Look through the data and write out every line with the word "Utilized" in it.

= = = =

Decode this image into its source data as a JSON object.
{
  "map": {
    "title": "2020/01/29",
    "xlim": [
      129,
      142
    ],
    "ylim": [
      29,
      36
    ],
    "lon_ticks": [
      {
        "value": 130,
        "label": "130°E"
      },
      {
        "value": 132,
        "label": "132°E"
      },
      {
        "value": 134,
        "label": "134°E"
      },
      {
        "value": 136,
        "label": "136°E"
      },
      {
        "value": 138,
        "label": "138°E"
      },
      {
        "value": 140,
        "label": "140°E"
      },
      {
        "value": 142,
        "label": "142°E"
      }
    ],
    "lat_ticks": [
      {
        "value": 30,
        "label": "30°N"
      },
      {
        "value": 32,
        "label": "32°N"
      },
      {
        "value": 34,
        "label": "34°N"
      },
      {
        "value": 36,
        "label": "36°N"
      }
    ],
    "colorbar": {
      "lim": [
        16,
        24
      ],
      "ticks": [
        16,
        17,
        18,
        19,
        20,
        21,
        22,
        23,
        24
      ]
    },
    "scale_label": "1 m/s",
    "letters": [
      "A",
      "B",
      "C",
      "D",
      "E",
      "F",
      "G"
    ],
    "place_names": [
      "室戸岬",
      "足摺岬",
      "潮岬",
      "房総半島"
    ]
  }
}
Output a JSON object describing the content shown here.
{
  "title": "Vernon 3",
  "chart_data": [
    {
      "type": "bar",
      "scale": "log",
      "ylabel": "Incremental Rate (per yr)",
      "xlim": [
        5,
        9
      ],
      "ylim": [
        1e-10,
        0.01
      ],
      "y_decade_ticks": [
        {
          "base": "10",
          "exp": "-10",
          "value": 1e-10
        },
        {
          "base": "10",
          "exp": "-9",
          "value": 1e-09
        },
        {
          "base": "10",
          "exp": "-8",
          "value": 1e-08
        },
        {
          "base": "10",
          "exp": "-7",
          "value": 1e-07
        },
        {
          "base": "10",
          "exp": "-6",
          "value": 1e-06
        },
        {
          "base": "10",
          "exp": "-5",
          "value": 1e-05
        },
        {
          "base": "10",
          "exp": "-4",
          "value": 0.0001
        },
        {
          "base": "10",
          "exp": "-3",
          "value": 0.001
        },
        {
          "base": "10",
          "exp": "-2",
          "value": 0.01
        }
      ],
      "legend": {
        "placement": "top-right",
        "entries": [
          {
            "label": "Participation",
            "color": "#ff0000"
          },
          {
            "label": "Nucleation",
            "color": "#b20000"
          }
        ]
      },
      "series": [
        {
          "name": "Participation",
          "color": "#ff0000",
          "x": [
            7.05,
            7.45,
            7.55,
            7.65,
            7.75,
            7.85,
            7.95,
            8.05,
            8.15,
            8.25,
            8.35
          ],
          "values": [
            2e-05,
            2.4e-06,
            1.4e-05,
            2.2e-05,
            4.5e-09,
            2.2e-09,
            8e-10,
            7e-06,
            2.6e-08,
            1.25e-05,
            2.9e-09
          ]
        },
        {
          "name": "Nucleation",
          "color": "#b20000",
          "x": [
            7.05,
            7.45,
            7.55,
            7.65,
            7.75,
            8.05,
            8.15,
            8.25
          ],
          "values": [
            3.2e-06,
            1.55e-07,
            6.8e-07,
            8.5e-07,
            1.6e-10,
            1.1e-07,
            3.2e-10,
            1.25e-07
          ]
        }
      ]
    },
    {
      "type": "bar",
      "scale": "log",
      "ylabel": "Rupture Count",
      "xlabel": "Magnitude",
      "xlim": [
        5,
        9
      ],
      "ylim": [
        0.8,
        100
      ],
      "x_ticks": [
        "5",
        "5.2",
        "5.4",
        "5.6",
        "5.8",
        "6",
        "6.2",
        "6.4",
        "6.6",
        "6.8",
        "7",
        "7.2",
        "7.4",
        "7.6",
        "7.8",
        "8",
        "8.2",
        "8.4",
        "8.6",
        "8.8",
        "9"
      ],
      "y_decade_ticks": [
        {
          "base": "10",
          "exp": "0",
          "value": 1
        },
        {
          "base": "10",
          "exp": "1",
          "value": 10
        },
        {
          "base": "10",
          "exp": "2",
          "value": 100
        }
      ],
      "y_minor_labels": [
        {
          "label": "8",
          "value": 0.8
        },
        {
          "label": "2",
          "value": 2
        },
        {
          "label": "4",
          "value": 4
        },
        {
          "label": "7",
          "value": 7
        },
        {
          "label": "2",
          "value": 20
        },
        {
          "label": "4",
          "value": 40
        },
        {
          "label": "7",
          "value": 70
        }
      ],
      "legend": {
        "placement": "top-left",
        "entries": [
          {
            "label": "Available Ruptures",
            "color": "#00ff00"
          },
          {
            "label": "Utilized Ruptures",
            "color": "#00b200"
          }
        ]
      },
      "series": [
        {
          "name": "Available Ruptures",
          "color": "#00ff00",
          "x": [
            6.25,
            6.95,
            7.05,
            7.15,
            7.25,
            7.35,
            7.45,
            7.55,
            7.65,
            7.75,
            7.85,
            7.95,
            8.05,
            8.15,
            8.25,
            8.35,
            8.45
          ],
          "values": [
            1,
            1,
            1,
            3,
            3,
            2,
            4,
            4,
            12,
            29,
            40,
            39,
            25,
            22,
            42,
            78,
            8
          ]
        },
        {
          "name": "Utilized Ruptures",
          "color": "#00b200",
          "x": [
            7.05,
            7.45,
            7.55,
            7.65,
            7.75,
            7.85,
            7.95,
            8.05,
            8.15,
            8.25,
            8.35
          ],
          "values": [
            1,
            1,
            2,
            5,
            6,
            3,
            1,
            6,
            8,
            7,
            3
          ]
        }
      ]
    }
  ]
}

= = = =

**Result:**
            "label": "Utilized Ruptures",
          "name": "Utilized Ruptures",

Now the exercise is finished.